*** DATA SECTION

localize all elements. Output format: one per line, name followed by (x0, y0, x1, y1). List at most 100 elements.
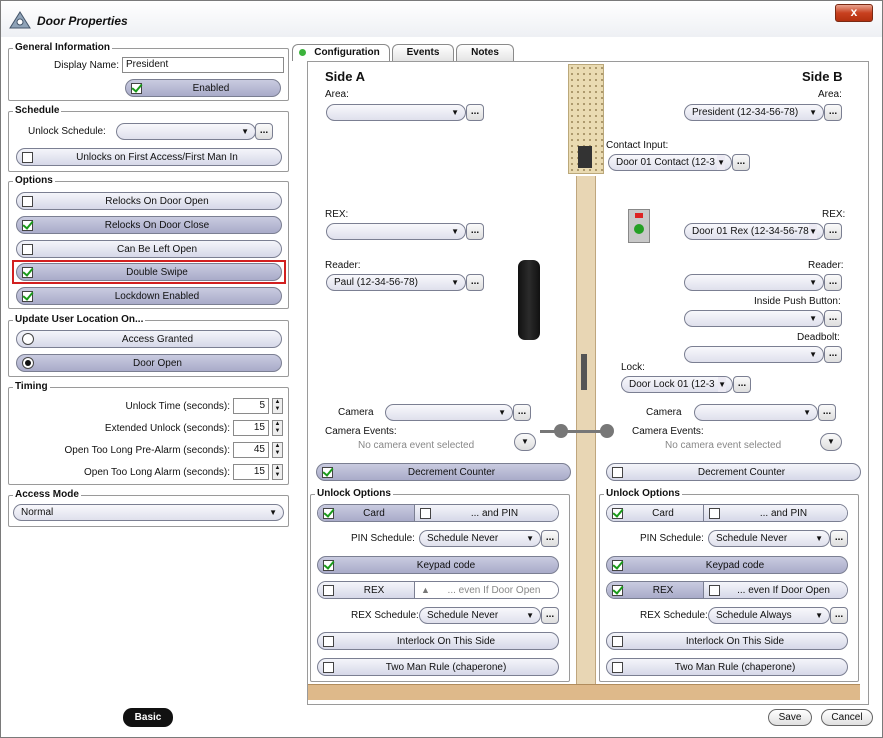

******
*** DATA SECTION

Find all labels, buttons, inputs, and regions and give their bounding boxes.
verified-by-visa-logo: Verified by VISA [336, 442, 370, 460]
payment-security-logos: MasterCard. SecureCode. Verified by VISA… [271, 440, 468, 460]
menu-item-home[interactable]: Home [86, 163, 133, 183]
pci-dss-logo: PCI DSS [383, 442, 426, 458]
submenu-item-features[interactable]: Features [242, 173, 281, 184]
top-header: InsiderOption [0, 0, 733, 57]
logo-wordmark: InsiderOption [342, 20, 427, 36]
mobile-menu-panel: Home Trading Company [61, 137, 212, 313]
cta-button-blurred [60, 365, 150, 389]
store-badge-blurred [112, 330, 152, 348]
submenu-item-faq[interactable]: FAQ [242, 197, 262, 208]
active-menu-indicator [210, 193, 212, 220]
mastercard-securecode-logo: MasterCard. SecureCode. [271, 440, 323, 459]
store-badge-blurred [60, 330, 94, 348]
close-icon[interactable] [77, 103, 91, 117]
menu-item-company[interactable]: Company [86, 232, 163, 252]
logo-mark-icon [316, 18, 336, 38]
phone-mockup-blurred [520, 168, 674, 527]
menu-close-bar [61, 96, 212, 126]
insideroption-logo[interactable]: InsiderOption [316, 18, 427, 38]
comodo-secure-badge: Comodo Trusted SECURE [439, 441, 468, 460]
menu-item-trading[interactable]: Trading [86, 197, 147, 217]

******

Lay out the entries that begin with the line containing "Find all labels, buttons, inputs, and" and end with the line containing "menu-item-trading[interactable]: Trading [86, 197, 147, 217]", both included, as a JSON list of strings with one string per line and blank lines omitted.

[
  "Find all labels, buttons, inputs, and regions and give their bounding boxes.",
  "verified-by-visa-logo: Verified by VISA [336, 442, 370, 460]",
  "payment-security-logos: MasterCard. SecureCode. Verified by VISA… [271, 440, 468, 460]",
  "menu-item-home[interactable]: Home [86, 163, 133, 183]",
  "pci-dss-logo: PCI DSS [383, 442, 426, 458]",
  "submenu-item-features[interactable]: Features [242, 173, 281, 184]",
  "top-header: InsiderOption [0, 0, 733, 57]",
  "logo-wordmark: InsiderOption [342, 20, 427, 36]",
  "mobile-menu-panel: Home Trading Company [61, 137, 212, 313]",
  "cta-button-blurred [60, 365, 150, 389]",
  "store-badge-blurred [112, 330, 152, 348]",
  "submenu-item-faq[interactable]: FAQ [242, 197, 262, 208]",
  "active-menu-indicator [210, 193, 212, 220]",
  "mastercard-securecode-logo: MasterCard. SecureCode. [271, 440, 323, 459]",
  "store-badge-blurred [60, 330, 94, 348]",
  "close-icon[interactable] [77, 103, 91, 117]",
  "menu-item-company[interactable]: Company [86, 232, 163, 252]",
  "logo-mark-icon [316, 18, 336, 38]",
  "phone-mockup-blurred [520, 168, 674, 527]",
  "menu-close-bar [61, 96, 212, 126]",
  "insideroption-logo[interactable]: InsiderOption [316, 18, 427, 38]",
  "comodo-secure-badge: Comodo Trusted SECURE [439, 441, 468, 460]",
  "menu-item-trading[interactable]: Trading [86, 197, 147, 217]"
]